-- start Available data --

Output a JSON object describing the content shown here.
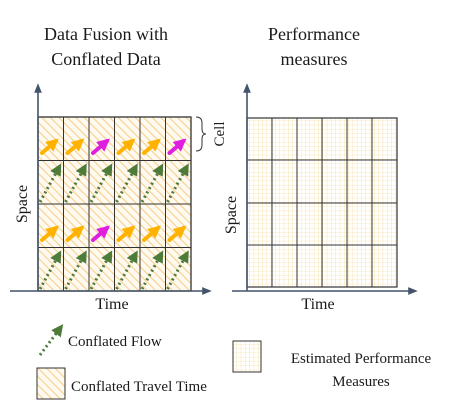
{
  "left_panel": {
    "title_lines": [
      "Data Fusion with",
      "Conflated Data"
    ],
    "x_axis_label": "Time",
    "y_axis_label": "Space",
    "cell_label": "Cell",
    "arrow_rows": [
      [
        "orange",
        "orange",
        "magenta",
        "orange",
        "orange",
        "magenta"
      ],
      [
        "dotted",
        "dotted",
        "dotted",
        "dotted",
        "dotted",
        "dotted"
      ],
      [
        "orange",
        "orange",
        "magenta",
        "orange",
        "orange",
        "orange"
      ],
      [
        "dotted",
        "dotted",
        "dotted",
        "dotted",
        "dotted",
        "dotted"
      ]
    ]
  },
  "right_panel": {
    "title_lines": [
      "Performance",
      "measures"
    ],
    "x_axis_label": "Time",
    "y_axis_label": "Space"
  },
  "legend": {
    "conflated_flow": "Conflated Flow",
    "conflated_travel_time": "Conflated Travel Time",
    "estimated_performance_lines": [
      "Estimated Performance",
      "Measures"
    ]
  },
  "colors": {
    "axis": "#44546a",
    "grid_line": "#333333",
    "hatch": "#f6cf8f",
    "fine_grid": "#f2d37a",
    "arrow_orange": "#ffb300",
    "arrow_magenta": "#e01ee0",
    "arrow_green": "#4e7a3a"
  }
}
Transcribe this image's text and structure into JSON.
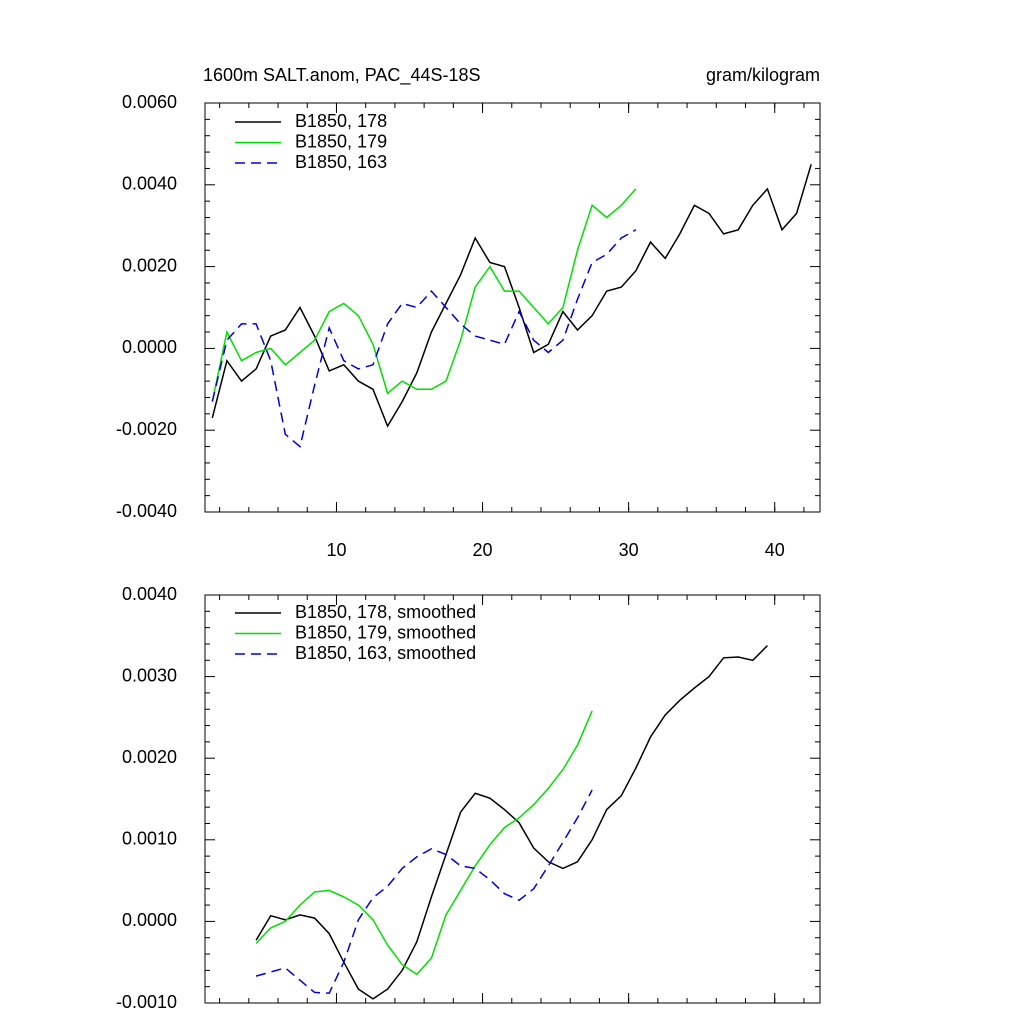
{
  "chart_data": [
    {
      "type": "line",
      "title": "1600m SALT.anom, PAC_44S-18S",
      "units": "gram/kilogram",
      "xlim": [
        1,
        43.1
      ],
      "xticks": [
        10,
        20,
        30,
        40
      ],
      "ylim": [
        -0.004,
        0.006
      ],
      "yticks": [
        {
          "value": -0.004,
          "label": "-0.0040"
        },
        {
          "value": -0.002,
          "label": "-0.0020"
        },
        {
          "value": 0,
          "label": "0.0000"
        },
        {
          "value": 0.002,
          "label": "0.0020"
        },
        {
          "value": 0.004,
          "label": "0.0040"
        },
        {
          "value": 0.006,
          "label": "0.0060"
        }
      ],
      "series": [
        {
          "name": "B1850, 178",
          "color": "#000000",
          "dash": false,
          "x": [
            1.5,
            2.5,
            3.5,
            4.5,
            5.5,
            6.5,
            7.5,
            8.5,
            9.5,
            10.5,
            11.5,
            12.5,
            13.5,
            14.5,
            15.5,
            16.5,
            17.5,
            18.5,
            19.5,
            20.5,
            21.5,
            22.5,
            23.5,
            24.5,
            25.5,
            26.5,
            27.5,
            28.5,
            29.5,
            30.5,
            31.5,
            32.5,
            33.5,
            34.5,
            35.5,
            36.5,
            37.5,
            38.5,
            39.5,
            40.5,
            41.5,
            42.5
          ],
          "values": [
            -0.0017,
            -0.0003,
            -0.0008,
            -0.0005,
            0.0003,
            0.00045,
            0.001,
            0.0003,
            -0.00055,
            -0.0004,
            -0.0008,
            -0.001,
            -0.0019,
            -0.0013,
            -0.0006,
            0.0004,
            0.0011,
            0.0018,
            0.0027,
            0.0021,
            0.002,
            0.001,
            -0.0001,
            0.0001,
            0.0009,
            0.00045,
            0.0008,
            0.0014,
            0.0015,
            0.0019,
            0.0026,
            0.0022,
            0.0028,
            0.0035,
            0.0033,
            0.0028,
            0.0029,
            0.0035,
            0.0039,
            0.0029,
            0.0033,
            0.0045
          ]
        },
        {
          "name": "B1850, 179",
          "color": "#00e000",
          "dash": false,
          "x": [
            1.5,
            2.5,
            3.5,
            4.5,
            5.5,
            6.5,
            7.5,
            8.5,
            9.5,
            10.5,
            11.5,
            12.5,
            13.5,
            14.5,
            15.5,
            16.5,
            17.5,
            18.5,
            19.5,
            20.5,
            21.5,
            22.5,
            23.5,
            24.5,
            25.5,
            26.5,
            27.5,
            28.5,
            29.5,
            30.5
          ],
          "values": [
            -0.0013,
            0.0004,
            -0.0003,
            -0.0001,
            0.0,
            -0.0004,
            -0.0001,
            0.0002,
            0.0009,
            0.0011,
            0.0008,
            0.0001,
            -0.0011,
            -0.0008,
            -0.001,
            -0.001,
            -0.0008,
            0.0002,
            0.0015,
            0.002,
            0.0014,
            0.0014,
            0.001,
            0.0006,
            0.001,
            0.0024,
            0.0035,
            0.0032,
            0.0035,
            0.0039
          ]
        },
        {
          "name": "B1850, 163",
          "color": "#0000e0",
          "dash": true,
          "x": [
            1.5,
            2.5,
            3.5,
            4.5,
            5.5,
            6.5,
            7.5,
            8.5,
            9.5,
            10.5,
            11.5,
            12.5,
            13.5,
            14.5,
            15.5,
            16.5,
            17.5,
            18.5,
            19.5,
            20.5,
            21.5,
            22.5,
            23.5,
            24.5,
            25.5,
            26.5,
            27.5,
            28.5,
            29.5,
            30.5
          ],
          "values": [
            -0.0013,
            0.0002,
            0.0006,
            0.0006,
            -0.0003,
            -0.0021,
            -0.0024,
            -0.0009,
            0.0005,
            -0.0003,
            -0.0005,
            -0.0004,
            0.0006,
            0.0011,
            0.001,
            0.0014,
            0.001,
            0.0006,
            0.0003,
            0.0002,
            0.0001,
            0.0009,
            0.0002,
            -0.0001,
            0.0002,
            0.0012,
            0.0021,
            0.0023,
            0.0027,
            0.0029
          ]
        }
      ]
    },
    {
      "type": "line",
      "xlim": [
        1,
        43.1
      ],
      "xticks": [
        10,
        20,
        30,
        40
      ],
      "ylim": [
        -0.001,
        0.004
      ],
      "yticks": [
        {
          "value": -0.001,
          "label": "-0.0010"
        },
        {
          "value": 0,
          "label": "0.0000"
        },
        {
          "value": 0.001,
          "label": "0.0010"
        },
        {
          "value": 0.002,
          "label": "0.0020"
        },
        {
          "value": 0.003,
          "label": "0.0030"
        },
        {
          "value": 0.004,
          "label": "0.0040"
        }
      ],
      "series": [
        {
          "name": "B1850, 178, smoothed",
          "color": "#000000",
          "dash": false,
          "x": [
            4.5,
            5.5,
            6.5,
            7.5,
            8.5,
            9.5,
            10.5,
            11.5,
            12.5,
            13.5,
            14.5,
            15.5,
            16.5,
            17.5,
            18.5,
            19.5,
            20.5,
            21.5,
            22.5,
            23.5,
            24.5,
            25.5,
            26.5,
            27.5,
            28.5,
            29.5,
            30.5,
            31.5,
            32.5,
            33.5,
            34.5,
            35.5,
            36.5,
            37.5,
            38.5,
            39.5
          ],
          "values": [
            -0.00023,
            7e-05,
            2e-05,
            8e-05,
            4e-05,
            -0.00015,
            -0.0005,
            -0.00083,
            -0.00095,
            -0.00083,
            -0.0006,
            -0.00025,
            0.0003,
            0.00082,
            0.00134,
            0.00157,
            0.00151,
            0.00137,
            0.00121,
            0.0009,
            0.00073,
            0.00065,
            0.00073,
            0.001,
            0.00137,
            0.00154,
            0.00188,
            0.00226,
            0.00253,
            0.00271,
            0.00286,
            0.003,
            0.00323,
            0.00324,
            0.0032,
            0.00338
          ]
        },
        {
          "name": "B1850, 179, smoothed",
          "color": "#00e000",
          "dash": false,
          "x": [
            4.5,
            5.5,
            6.5,
            7.5,
            8.5,
            9.5,
            10.5,
            11.5,
            12.5,
            13.5,
            14.5,
            15.5,
            16.5,
            17.5,
            18.5,
            19.5,
            20.5,
            21.5,
            22.5,
            23.5,
            24.5,
            25.5,
            26.5,
            27.5
          ],
          "values": [
            -0.00027,
            -8e-05,
            0.0,
            0.0002,
            0.00036,
            0.00038,
            0.0003,
            0.0002,
            2e-05,
            -0.00029,
            -0.00053,
            -0.00065,
            -0.00045,
            8e-05,
            0.00038,
            0.00068,
            0.00094,
            0.00115,
            0.00127,
            0.00143,
            0.00163,
            0.00186,
            0.00216,
            0.00258
          ]
        },
        {
          "name": "B1850, 163, smoothed",
          "color": "#0000e0",
          "dash": true,
          "x": [
            4.5,
            5.5,
            6.5,
            7.5,
            8.5,
            9.5,
            10.5,
            11.5,
            12.5,
            13.5,
            14.5,
            15.5,
            16.5,
            17.5,
            18.5,
            19.5,
            20.5,
            21.5,
            22.5,
            23.5,
            24.5,
            25.5,
            26.5,
            27.5
          ],
          "values": [
            -0.00067,
            -0.00062,
            -0.00057,
            -0.00072,
            -0.00087,
            -0.00088,
            -0.0005,
            2e-05,
            0.00029,
            0.00043,
            0.00065,
            0.00079,
            0.00089,
            0.00082,
            0.00068,
            0.00065,
            0.00051,
            0.00034,
            0.00026,
            0.0004,
            0.00068,
            0.00097,
            0.00127,
            0.00161
          ]
        }
      ]
    }
  ]
}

-- end Available data --

List every line in the records above that contains the word "JSON".

Output a JSON object describing the content shown here.
Transcribe this image's text and structure into JSON.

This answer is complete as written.